WHAT YOU SHOULD DO → List each line of the data in which the string "preview" appears.

(Dataset excerpts)
>> begin

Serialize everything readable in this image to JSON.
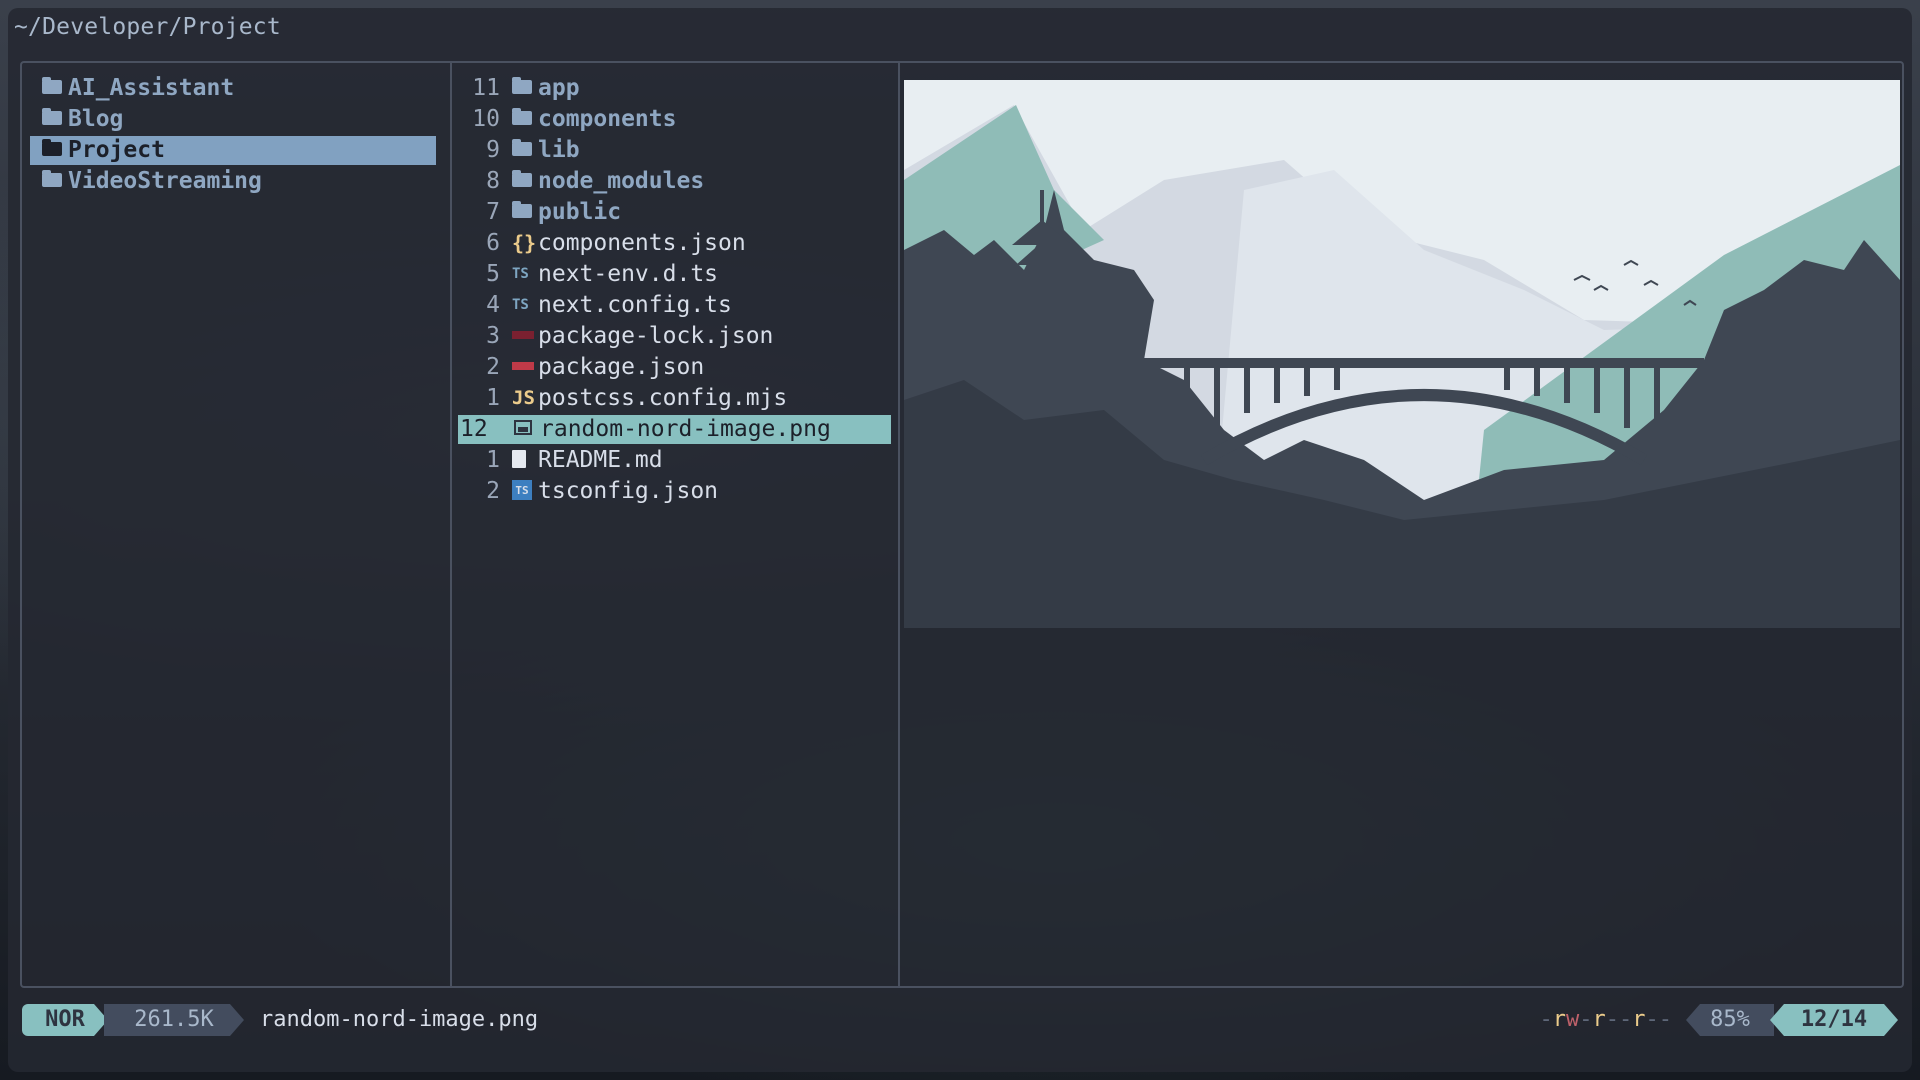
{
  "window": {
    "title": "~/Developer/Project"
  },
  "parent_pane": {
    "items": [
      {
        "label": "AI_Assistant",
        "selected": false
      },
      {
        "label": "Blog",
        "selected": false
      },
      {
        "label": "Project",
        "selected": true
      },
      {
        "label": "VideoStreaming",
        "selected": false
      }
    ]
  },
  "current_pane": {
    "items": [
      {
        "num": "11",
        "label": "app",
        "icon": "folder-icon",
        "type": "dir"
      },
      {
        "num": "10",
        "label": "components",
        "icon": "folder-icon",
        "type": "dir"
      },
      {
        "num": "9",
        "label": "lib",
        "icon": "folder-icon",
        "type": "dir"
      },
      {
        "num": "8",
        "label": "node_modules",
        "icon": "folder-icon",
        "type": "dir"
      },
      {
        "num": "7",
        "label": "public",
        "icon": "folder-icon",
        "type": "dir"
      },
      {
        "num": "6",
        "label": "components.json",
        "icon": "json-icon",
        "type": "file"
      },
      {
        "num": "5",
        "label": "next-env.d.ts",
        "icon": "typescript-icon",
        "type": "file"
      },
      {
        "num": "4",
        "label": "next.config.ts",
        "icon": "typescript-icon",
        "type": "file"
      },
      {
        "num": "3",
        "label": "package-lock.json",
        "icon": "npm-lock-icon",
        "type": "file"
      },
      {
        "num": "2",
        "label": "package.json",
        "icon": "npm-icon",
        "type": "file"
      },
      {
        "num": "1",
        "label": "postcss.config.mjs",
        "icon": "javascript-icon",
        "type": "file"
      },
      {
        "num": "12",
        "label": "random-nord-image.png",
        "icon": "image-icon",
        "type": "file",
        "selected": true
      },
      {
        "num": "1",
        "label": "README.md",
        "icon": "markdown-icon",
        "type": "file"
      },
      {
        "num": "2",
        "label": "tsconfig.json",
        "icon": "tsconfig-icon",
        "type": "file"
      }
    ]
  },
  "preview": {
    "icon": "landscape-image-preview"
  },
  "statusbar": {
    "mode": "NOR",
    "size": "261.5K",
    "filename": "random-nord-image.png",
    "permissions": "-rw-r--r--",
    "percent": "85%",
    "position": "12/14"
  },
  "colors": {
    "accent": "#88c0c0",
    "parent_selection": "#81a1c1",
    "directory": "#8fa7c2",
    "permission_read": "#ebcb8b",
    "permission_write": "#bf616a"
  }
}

>> end

RESULT FOR THIS EXERCISE →
  "preview": {
    "icon": "landscape-image-preview"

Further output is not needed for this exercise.